** BEGIN Records shown **

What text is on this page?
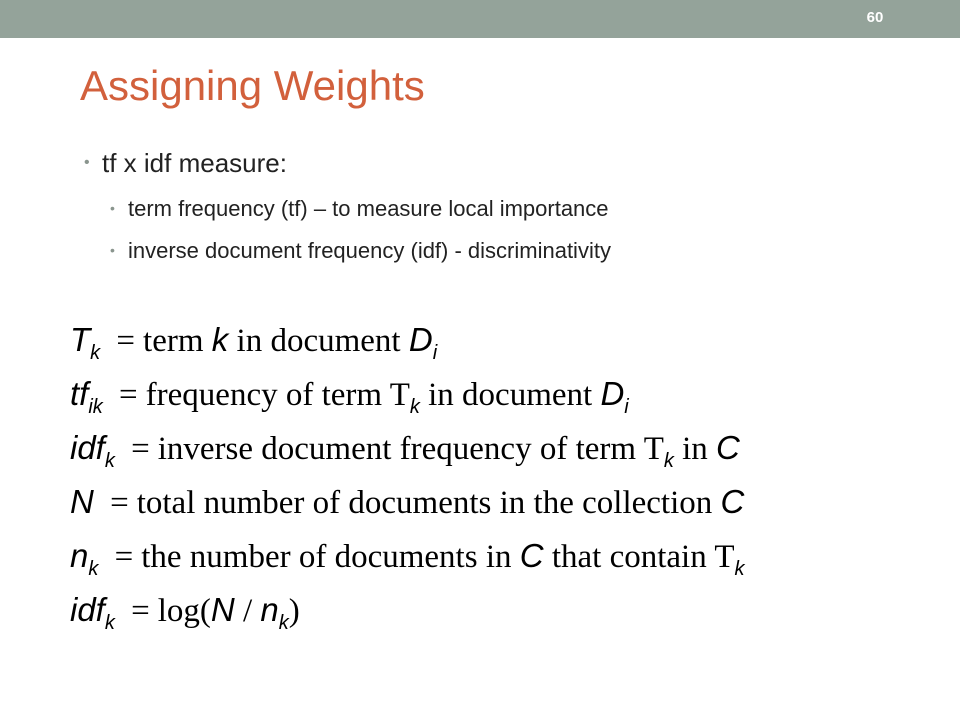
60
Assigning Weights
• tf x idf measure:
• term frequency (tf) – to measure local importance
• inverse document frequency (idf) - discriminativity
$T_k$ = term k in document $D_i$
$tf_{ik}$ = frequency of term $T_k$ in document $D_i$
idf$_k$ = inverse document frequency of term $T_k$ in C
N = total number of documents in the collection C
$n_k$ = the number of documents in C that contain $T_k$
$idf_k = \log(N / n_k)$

** END Records shown **

Return a copy of every line that includes the word "frequency".

Problem solution:
• term frequency (tf) – to measure local importance
• inverse document frequency (idf) - discriminativity
$tf_{ik}$ = frequency of term $T_k$ in document $D_i$
idf$_k$ = inverse document frequency of term $T_k$ in C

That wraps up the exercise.